== Extracted records ==

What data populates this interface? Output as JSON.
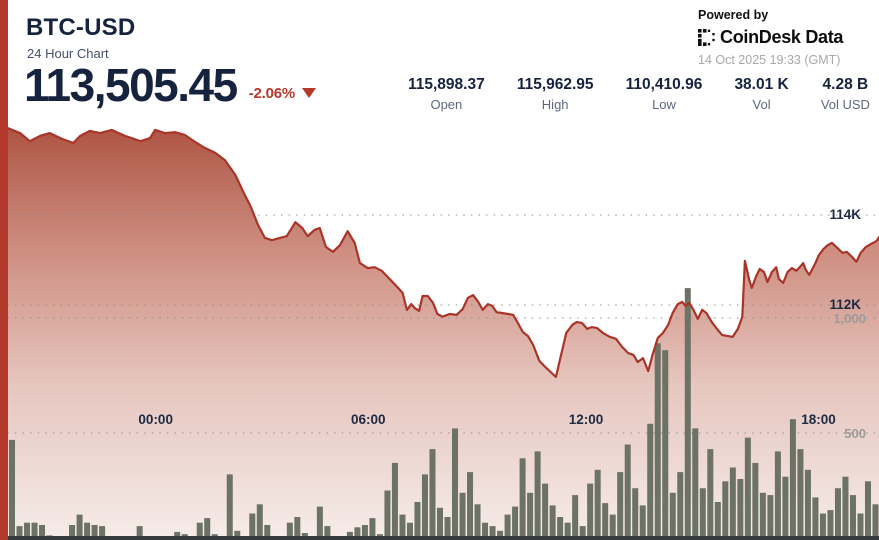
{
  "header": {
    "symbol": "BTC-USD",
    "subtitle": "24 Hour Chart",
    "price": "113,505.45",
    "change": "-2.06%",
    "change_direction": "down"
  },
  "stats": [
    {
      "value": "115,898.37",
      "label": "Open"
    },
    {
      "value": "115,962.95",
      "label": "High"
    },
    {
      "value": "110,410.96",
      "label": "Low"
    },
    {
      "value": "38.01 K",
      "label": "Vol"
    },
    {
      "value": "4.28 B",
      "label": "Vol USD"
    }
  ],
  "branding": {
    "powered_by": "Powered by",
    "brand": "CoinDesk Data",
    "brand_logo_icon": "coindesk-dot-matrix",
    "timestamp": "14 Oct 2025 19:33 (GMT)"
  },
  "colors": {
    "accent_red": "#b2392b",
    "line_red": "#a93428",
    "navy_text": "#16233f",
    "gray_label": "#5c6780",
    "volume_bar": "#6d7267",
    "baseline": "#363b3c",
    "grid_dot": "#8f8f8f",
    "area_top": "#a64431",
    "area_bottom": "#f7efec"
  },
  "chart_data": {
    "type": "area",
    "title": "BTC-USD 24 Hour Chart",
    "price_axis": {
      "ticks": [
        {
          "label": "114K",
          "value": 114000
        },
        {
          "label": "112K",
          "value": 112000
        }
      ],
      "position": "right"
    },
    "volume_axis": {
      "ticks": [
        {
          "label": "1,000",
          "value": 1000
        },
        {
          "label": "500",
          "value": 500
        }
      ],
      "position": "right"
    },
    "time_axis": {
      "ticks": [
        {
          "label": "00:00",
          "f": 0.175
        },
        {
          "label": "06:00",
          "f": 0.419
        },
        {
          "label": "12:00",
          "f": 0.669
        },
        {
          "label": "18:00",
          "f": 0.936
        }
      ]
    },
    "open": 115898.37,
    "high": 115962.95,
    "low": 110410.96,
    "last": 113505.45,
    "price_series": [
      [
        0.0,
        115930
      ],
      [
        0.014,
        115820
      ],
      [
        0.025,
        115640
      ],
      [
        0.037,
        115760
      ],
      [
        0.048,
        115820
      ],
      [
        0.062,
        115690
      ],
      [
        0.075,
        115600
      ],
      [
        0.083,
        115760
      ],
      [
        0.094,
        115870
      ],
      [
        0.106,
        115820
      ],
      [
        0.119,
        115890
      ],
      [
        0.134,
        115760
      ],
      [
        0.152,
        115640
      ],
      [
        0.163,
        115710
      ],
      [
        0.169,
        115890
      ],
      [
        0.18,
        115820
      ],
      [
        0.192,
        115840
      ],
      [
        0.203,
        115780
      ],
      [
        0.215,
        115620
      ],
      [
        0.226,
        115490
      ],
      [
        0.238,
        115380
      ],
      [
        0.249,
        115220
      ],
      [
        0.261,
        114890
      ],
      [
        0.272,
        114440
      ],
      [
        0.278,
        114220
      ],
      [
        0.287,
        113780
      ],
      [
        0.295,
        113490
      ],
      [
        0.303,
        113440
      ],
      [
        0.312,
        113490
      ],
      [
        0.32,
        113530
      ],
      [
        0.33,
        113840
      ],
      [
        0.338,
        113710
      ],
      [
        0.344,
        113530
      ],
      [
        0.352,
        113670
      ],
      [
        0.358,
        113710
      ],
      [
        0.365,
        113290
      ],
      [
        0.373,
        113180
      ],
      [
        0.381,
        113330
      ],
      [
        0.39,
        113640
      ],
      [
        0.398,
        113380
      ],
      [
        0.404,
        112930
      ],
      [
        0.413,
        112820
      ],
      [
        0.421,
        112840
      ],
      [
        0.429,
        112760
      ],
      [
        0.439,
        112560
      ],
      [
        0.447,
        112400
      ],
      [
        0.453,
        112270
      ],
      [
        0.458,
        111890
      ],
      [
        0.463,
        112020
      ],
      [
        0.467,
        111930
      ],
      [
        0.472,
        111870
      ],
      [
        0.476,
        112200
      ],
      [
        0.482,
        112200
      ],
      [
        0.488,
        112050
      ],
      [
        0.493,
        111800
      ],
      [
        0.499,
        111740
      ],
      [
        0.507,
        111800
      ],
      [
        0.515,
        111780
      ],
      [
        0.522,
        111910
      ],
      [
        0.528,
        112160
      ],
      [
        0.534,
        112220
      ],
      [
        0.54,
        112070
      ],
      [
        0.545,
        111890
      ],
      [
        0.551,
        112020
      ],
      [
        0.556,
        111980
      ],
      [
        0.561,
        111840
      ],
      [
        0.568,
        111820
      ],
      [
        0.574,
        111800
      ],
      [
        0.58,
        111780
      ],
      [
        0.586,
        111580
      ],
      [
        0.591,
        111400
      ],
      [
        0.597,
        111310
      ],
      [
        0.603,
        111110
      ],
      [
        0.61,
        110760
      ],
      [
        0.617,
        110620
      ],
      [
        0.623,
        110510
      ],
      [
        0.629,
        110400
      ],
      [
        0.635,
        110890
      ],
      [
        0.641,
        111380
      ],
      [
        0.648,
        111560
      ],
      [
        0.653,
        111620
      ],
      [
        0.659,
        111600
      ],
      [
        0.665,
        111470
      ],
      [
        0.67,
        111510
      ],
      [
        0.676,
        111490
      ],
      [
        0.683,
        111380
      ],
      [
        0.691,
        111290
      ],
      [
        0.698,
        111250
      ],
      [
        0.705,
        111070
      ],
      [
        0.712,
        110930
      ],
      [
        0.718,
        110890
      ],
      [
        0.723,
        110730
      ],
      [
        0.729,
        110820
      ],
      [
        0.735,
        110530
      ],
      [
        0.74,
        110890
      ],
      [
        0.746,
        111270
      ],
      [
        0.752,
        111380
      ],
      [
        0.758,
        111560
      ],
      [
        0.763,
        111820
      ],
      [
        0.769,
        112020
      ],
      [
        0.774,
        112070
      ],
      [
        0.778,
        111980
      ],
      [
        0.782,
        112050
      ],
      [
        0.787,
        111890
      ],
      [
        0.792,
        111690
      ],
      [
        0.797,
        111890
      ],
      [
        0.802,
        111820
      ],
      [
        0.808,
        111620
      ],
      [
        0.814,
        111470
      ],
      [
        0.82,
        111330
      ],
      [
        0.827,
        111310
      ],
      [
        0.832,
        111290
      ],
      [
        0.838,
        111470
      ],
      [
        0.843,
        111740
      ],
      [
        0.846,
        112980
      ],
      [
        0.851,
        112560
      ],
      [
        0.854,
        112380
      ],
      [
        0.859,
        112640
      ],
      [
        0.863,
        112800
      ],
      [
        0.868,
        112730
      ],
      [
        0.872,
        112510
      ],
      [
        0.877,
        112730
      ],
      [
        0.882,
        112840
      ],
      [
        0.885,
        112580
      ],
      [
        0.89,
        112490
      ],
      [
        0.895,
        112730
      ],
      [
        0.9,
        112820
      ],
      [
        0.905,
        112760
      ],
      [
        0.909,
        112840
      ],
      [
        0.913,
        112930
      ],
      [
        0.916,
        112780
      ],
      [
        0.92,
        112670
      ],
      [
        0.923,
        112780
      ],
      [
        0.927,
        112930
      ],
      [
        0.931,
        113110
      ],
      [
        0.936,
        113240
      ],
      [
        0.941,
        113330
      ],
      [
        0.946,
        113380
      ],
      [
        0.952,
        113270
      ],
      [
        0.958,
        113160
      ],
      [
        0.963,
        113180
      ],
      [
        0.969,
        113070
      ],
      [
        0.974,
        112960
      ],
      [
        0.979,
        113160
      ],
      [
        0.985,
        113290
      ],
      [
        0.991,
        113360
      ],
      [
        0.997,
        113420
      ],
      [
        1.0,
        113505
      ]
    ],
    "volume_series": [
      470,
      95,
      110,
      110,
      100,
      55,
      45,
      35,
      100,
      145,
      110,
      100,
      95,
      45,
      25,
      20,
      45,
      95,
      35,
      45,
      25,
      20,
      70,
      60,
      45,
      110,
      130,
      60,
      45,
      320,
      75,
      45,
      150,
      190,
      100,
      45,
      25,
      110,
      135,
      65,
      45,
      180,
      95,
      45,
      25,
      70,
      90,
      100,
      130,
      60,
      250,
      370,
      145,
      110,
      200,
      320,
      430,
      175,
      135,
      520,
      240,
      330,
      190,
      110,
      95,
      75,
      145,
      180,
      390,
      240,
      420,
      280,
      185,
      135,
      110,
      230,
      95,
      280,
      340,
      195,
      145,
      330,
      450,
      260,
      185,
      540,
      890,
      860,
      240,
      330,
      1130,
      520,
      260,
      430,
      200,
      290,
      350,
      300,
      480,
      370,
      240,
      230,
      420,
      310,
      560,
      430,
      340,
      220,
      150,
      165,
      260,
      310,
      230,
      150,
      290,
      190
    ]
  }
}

===

Goal: Copy each line holding the word "value" from the listing above.

Written response:
      "value": "115,898.37",
      "value": "115,962.95",
      "value": "110,410.96",
      "value": "38.01 K",
      "value": "4.28 B",
          "value": 114000
          "value": 112000
          "value": 1000
          "value": 500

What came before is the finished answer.